**THE EXERCISE:** Copy the items verbatim, from the first line of the items up to and including the line that contains "x-axis-label-2026: 2026 —".

**DATA FOR PROCESSING:**
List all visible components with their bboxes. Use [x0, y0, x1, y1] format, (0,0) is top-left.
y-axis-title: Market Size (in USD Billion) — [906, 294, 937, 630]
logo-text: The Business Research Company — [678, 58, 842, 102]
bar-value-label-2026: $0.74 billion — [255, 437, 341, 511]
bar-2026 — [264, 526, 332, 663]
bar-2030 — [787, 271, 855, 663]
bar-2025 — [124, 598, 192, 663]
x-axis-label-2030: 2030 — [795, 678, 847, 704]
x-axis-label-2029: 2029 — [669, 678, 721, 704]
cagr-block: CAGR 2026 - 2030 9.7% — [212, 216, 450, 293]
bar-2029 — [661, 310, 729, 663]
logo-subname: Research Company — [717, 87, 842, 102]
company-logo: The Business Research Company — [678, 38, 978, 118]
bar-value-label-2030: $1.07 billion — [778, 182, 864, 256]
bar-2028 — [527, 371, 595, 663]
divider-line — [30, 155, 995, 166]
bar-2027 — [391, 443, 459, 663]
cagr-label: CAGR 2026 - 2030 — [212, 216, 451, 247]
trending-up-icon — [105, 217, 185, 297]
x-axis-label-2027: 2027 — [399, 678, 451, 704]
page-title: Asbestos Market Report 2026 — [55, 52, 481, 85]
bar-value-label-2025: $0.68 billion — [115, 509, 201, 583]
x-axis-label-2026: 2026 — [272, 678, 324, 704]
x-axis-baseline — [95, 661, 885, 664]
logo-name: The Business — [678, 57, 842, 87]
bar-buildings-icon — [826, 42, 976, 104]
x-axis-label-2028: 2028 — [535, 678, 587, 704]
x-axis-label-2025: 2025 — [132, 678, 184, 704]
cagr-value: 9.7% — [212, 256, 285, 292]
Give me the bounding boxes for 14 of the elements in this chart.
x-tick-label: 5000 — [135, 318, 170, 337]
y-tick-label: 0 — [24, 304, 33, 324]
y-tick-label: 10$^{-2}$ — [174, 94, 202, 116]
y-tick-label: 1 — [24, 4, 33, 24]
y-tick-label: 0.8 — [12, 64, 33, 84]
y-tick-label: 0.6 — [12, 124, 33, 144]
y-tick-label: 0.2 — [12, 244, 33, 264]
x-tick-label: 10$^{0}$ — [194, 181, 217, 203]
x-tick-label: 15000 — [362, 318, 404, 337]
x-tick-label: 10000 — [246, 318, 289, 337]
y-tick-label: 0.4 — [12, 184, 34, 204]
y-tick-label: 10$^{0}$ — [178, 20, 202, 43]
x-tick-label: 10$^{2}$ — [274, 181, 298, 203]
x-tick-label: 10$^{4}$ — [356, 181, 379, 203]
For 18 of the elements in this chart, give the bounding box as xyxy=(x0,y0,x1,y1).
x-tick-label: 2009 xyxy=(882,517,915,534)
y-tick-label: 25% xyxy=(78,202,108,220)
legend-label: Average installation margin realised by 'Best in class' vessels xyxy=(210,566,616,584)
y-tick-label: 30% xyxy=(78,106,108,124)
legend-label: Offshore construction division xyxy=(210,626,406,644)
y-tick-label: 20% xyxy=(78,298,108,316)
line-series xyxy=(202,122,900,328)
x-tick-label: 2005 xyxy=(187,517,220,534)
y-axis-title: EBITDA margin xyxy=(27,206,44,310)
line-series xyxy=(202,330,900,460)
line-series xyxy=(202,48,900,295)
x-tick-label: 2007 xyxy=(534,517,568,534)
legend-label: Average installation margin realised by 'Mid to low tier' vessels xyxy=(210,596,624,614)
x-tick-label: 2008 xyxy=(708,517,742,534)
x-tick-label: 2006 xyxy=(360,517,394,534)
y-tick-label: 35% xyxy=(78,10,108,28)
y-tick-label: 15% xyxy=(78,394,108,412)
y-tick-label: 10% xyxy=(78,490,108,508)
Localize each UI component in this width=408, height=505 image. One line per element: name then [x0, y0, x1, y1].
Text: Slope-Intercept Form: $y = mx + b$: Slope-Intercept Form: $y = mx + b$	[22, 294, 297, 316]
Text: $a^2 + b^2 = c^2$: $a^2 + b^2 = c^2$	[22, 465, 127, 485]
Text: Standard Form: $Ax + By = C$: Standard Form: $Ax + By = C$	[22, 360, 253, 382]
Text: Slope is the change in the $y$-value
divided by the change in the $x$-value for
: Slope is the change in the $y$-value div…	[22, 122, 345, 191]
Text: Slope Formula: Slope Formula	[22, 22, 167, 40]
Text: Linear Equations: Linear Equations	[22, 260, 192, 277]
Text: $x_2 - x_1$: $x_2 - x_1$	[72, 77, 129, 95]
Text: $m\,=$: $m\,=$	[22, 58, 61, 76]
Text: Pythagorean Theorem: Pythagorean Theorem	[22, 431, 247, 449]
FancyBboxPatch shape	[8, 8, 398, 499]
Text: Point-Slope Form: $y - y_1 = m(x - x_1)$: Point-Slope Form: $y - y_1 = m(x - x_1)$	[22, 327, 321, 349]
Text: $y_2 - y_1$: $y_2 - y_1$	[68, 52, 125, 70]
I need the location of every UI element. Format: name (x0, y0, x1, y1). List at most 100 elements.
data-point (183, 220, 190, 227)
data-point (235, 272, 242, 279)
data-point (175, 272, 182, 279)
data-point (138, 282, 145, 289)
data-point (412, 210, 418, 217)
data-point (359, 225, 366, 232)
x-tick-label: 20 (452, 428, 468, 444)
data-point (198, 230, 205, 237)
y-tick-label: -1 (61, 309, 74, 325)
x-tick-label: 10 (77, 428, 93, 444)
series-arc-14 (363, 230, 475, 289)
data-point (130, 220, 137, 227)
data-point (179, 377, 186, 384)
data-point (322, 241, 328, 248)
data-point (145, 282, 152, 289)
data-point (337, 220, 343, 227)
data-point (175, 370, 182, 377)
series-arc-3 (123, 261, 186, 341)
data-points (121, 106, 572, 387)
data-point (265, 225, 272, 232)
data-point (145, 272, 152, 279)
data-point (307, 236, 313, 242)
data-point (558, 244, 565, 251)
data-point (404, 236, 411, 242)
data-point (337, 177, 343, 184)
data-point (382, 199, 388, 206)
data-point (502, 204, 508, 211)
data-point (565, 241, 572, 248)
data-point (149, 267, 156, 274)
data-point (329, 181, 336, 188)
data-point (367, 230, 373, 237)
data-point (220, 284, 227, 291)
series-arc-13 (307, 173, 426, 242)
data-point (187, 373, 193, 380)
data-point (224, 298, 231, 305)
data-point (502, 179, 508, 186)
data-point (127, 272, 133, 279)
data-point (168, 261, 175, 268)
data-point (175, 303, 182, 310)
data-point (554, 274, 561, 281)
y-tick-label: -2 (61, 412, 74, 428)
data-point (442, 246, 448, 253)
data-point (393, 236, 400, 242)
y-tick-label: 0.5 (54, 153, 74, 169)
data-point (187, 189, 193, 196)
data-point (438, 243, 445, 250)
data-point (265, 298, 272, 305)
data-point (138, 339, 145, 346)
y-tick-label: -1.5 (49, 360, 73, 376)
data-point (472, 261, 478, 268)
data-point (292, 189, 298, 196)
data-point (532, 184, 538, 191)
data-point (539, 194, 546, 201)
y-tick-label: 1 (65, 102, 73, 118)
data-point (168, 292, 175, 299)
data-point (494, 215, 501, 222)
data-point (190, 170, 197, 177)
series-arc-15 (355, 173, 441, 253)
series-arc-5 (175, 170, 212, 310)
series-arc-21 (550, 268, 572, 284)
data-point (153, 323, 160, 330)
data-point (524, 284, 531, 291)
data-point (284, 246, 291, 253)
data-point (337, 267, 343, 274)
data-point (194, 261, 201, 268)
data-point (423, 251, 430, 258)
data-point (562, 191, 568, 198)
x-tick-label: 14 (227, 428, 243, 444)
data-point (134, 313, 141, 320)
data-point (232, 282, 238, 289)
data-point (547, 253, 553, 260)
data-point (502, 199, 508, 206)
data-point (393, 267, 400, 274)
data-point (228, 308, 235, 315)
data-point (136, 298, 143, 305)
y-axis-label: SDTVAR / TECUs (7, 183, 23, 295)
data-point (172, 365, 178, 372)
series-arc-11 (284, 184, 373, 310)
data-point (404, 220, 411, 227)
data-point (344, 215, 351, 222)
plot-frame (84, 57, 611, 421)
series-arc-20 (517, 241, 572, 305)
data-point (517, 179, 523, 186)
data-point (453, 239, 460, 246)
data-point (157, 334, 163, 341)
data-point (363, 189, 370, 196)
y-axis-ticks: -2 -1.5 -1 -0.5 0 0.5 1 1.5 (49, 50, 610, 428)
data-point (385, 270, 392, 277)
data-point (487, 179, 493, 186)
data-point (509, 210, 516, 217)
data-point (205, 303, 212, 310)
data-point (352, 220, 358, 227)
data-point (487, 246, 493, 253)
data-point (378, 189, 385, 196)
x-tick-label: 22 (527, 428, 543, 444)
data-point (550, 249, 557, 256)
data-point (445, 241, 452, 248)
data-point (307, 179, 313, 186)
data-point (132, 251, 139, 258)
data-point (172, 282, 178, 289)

**THE ANSWER:**
List all visible components with their bboxes. Use [x0, y0, x1, y1] format, (0,0) is top-left.
y-axis-title: Market Size (in USD Billion) — [906, 294, 937, 630]
logo-text: The Business Research Company — [678, 58, 842, 102]
bar-value-label-2026: $0.74 billion — [255, 437, 341, 511]
bar-2026 — [264, 526, 332, 663]
bar-2030 — [787, 271, 855, 663]
bar-2025 — [124, 598, 192, 663]
x-axis-label-2030: 2030 — [795, 678, 847, 704]
x-axis-label-2029: 2029 — [669, 678, 721, 704]
cagr-block: CAGR 2026 - 2030 9.7% — [212, 216, 450, 293]
bar-2029 — [661, 310, 729, 663]
logo-subname: Research Company — [717, 87, 842, 102]
company-logo: The Business Research Company — [678, 38, 978, 118]
bar-value-label-2030: $1.07 billion — [778, 182, 864, 256]
bar-2028 — [527, 371, 595, 663]
divider-line — [30, 155, 995, 166]
bar-2027 — [391, 443, 459, 663]
cagr-label: CAGR 2026 - 2030 — [212, 216, 451, 247]
trending-up-icon — [105, 217, 185, 297]
x-axis-label-2027: 2027 — [399, 678, 451, 704]
page-title: Asbestos Market Report 2026 — [55, 52, 481, 85]
bar-value-label-2025: $0.68 billion — [115, 509, 201, 583]
x-axis-label-2026: 2026 — [272, 678, 324, 704]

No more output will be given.